[Dataset items]
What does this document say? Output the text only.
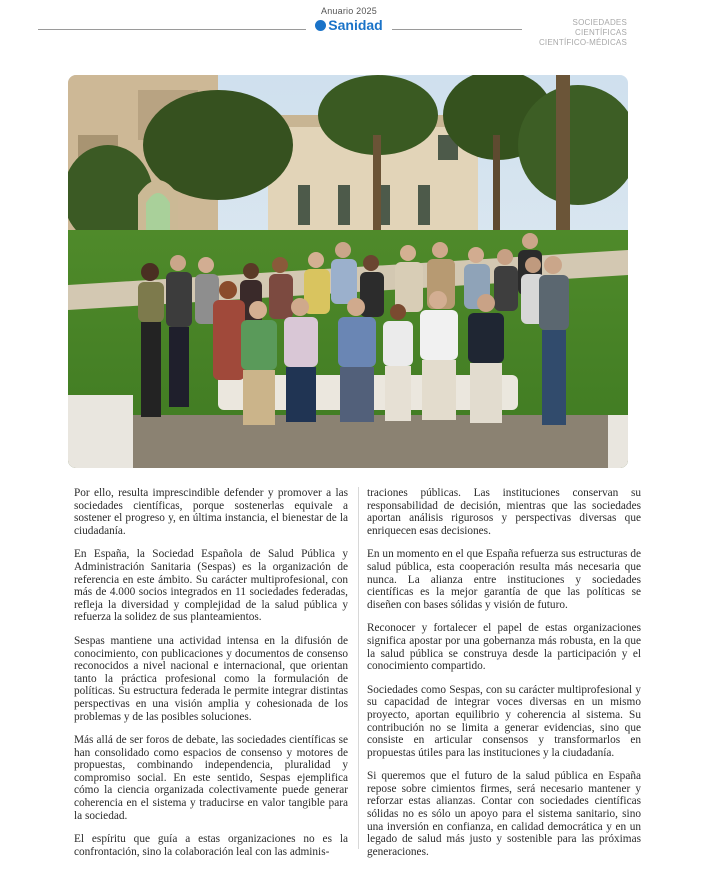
Anuario 2025
Sanidad	SOCIEDADES CIENTÍFICAS
CIENTÍFICO-MÉDICAS

Por ello, resulta imprescindible defender y promover a las sociedades científicas, porque sostenerlas equivale a sostener el progreso y, en última instancia, el bienestar de la ciudadanía.

En España, la Sociedad Española de Salud Pública y Administración Sanitaria (Sespas) es la organización de referencia en este ámbito. Su carácter multiprofesional, con más de 4.000 socios integrados en 11 sociedades federadas, refleja la diversidad y complejidad de la salud pública y refuerza la solidez de sus planteamientos.

Sespas mantiene una actividad intensa en la difusión de conocimiento, con publicaciones y documentos de consenso reconocidos a nivel nacional e internacional, que orientan tanto la práctica profesional como la formulación de políticas. Su estructura federada le permite integrar distintas perspectivas en una visión amplia y cohesionada de los problemas y de las posibles soluciones.

Más allá de ser foros de debate, las sociedades científicas se han consolidado como espacios de consenso y motores de propuestas, combinando independencia, pluralidad y compromiso social. En este sentido, Sespas ejemplifica cómo la ciencia organizada colectivamente puede generar coherencia en el sistema y traducirse en valor tangible para la sociedad.

El espíritu que guía a estas organizaciones no es la confrontación, sino la colaboración leal con las adminis-

traciones públicas. Las instituciones conservan su responsabilidad de decisión, mientras que las sociedades aportan análisis rigurosos y perspectivas diversas que enriquecen esas decisiones.

En un momento en el que España refuerza sus estructuras de salud pública, esta cooperación resulta más necesaria que nunca. La alianza entre instituciones y sociedades científicas es la mejor garantía de que las políticas se diseñen con bases sólidas y visión de futuro.

Reconocer y fortalecer el papel de estas organizaciones significa apostar por una gobernanza más robusta, en la que la salud pública se construya desde la participación y el conocimiento compartido.

Sociedades como Sespas, con su carácter multiprofesional y su capacidad de integrar voces diversas en un mismo proyecto, aportan equilibrio y coherencia al sistema. Su contribución no se limita a generar evidencias, sino que consiste en articular consensos y transformarlos en propuestas útiles para las instituciones y la ciudadanía.

Si queremos que el futuro de la salud pública en España repose sobre cimientos firmes, será necesario mantener y reforzar estas alianzas. Contar con sociedades científicas sólidas no es sólo un apoyo para el sistema sanitario, sino una inversión en confianza, en calidad democrática y en un legado de salud más justo y sostenible para las próximas generaciones.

§ Your instructions
Transcribe each entry precisely as given, leaving the pictures out.

§ Finished task
What does this document say? Output the text only.
Anuario 2025
Sanidad	SOCIEDADES CIENTÍFICAS
CIENTÍFICO-MÉDICAS

Por ello, resulta imprescindible defender y promover a las sociedades científicas, porque sostenerlas equivale a sostener el progreso y, en última instancia, el bienestar de la ciudadanía.

En España, la Sociedad Española de Salud Pública y Administración Sanitaria (Sespas) es la organización de referencia en este ámbito. Su carácter multiprofesional, con más de 4.000 socios integrados en 11 sociedades federadas, refleja la diversidad y complejidad de la salud pública y refuerza la solidez de sus planteamientos.

Sespas mantiene una actividad intensa en la difusión de conocimiento, con publicaciones y documentos de consenso reconocidos a nivel nacional e internacional, que orientan tanto la práctica profesional como la formulación de políticas. Su estructura federada le permite integrar distintas perspectivas en una visión amplia y cohesionada de los problemas y de las posibles soluciones.

Más allá de ser foros de debate, las sociedades científicas se han consolidado como espacios de consenso y motores de propuestas, combinando independencia, pluralidad y compromiso social. En este sentido, Sespas ejemplifica cómo la ciencia organizada colectivamente puede generar coherencia en el sistema y traducirse en valor tangible para la sociedad.

El espíritu que guía a estas organizaciones no es la confrontación, sino la colaboración leal con las adminis-

traciones públicas. Las instituciones conservan su responsabilidad de decisión, mientras que las sociedades aportan análisis rigurosos y perspectivas diversas que enriquecen esas decisiones.

En un momento en el que España refuerza sus estructuras de salud pública, esta cooperación resulta más necesaria que nunca. La alianza entre instituciones y sociedades científicas es la mejor garantía de que las políticas se diseñen con bases sólidas y visión de futuro.

Reconocer y fortalecer el papel de estas organizaciones significa apostar por una gobernanza más robusta, en la que la salud pública se construya desde la participación y el conocimiento compartido.

Sociedades como Sespas, con su carácter multiprofesional y su capacidad de integrar voces diversas en un mismo proyecto, aportan equilibrio y coherencia al sistema. Su contribución no se limita a generar evidencias, sino que consiste en articular consensos y transformarlos en propuestas útiles para las instituciones y la ciudadanía.

Si queremos que el futuro de la salud pública en España repose sobre cimientos firmes, será necesario mantener y reforzar estas alianzas. Contar con sociedades científicas sólidas no es sólo un apoyo para el sistema sanitario, sino una inversión en confianza, en calidad democrática y en un legado de salud más justo y sostenible para las próximas generaciones.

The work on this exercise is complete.